# Record extracts
★ ★ ★
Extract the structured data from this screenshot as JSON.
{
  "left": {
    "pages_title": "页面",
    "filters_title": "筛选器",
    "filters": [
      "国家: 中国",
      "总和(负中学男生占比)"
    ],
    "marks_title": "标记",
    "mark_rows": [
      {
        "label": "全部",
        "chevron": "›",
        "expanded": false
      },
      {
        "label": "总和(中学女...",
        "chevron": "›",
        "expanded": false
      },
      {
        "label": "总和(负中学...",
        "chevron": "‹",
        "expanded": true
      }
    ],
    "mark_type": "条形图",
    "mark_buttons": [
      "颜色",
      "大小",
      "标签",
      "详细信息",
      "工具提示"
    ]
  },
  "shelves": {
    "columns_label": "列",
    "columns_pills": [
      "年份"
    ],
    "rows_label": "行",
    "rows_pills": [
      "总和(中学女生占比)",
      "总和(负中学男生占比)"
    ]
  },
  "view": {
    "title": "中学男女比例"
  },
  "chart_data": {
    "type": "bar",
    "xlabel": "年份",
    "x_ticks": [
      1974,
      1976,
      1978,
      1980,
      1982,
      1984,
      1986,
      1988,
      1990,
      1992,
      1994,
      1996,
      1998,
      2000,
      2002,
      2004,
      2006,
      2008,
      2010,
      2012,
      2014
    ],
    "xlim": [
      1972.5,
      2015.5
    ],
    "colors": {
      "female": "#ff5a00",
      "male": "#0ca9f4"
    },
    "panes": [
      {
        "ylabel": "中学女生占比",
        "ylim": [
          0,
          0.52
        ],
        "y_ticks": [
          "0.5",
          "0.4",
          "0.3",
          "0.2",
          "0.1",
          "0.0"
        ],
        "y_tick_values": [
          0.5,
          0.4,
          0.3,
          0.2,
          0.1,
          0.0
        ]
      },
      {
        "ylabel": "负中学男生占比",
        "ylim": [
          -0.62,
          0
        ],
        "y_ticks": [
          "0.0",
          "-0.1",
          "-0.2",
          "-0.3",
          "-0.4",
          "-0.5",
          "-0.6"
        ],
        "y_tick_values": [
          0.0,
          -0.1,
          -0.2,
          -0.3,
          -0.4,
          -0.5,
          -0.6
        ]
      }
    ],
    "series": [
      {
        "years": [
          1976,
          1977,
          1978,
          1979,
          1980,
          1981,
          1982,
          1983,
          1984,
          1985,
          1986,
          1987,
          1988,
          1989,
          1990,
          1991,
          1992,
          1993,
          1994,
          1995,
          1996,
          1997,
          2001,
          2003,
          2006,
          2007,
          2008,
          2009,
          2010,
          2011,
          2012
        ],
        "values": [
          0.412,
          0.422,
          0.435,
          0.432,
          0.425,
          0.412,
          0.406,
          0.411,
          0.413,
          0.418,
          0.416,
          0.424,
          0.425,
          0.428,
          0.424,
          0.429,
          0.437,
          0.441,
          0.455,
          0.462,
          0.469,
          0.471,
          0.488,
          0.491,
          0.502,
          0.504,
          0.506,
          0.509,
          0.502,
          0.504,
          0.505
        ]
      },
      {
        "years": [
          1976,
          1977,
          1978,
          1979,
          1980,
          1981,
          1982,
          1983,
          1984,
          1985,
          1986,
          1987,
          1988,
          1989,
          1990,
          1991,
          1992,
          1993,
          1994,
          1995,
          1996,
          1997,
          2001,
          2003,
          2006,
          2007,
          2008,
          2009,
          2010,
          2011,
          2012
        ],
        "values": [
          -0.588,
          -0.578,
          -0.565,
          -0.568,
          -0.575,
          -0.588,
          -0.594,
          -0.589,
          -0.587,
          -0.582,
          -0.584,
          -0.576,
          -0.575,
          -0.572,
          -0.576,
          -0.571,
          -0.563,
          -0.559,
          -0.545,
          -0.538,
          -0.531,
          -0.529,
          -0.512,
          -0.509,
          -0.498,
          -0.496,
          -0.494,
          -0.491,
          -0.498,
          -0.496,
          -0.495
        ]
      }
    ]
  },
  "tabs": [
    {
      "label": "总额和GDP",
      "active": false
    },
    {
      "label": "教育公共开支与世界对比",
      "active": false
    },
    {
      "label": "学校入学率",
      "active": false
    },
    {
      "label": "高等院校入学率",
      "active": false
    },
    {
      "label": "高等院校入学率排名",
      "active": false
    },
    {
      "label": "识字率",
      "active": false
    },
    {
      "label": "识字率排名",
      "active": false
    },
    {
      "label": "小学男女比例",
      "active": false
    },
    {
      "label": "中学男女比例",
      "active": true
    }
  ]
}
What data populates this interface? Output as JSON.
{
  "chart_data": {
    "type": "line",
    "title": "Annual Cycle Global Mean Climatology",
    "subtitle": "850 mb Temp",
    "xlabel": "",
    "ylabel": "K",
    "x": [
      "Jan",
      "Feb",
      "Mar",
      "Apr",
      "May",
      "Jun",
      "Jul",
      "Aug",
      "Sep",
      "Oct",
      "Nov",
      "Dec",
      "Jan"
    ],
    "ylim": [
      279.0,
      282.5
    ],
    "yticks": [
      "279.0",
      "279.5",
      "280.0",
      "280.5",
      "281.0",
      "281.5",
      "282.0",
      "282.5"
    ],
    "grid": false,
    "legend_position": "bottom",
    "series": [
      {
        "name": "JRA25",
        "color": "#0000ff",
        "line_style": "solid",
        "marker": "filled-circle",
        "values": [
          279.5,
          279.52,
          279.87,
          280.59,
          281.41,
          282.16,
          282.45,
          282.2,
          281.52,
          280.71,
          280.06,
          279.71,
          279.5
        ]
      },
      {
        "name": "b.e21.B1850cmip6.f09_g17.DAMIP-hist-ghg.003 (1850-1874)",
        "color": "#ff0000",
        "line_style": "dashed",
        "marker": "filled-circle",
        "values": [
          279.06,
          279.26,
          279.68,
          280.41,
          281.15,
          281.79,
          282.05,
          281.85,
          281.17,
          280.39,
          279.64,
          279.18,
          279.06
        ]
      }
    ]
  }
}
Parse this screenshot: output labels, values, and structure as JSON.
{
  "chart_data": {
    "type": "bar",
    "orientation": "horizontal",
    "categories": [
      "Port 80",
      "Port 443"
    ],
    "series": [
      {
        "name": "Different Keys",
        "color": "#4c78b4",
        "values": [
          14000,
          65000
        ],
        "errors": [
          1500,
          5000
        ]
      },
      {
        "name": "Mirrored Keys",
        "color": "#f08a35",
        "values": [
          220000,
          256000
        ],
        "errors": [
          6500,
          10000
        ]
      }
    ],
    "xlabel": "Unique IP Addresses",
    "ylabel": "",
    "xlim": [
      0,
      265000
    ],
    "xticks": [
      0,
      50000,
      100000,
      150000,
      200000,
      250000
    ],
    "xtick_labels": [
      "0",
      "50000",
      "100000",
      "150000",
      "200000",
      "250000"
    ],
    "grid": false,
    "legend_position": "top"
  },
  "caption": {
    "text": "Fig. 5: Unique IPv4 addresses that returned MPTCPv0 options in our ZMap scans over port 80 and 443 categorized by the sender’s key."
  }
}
★ ★ ★
# Directions
Say how many lines above hold the word "JSON", giving only the count.

# Response to this task
3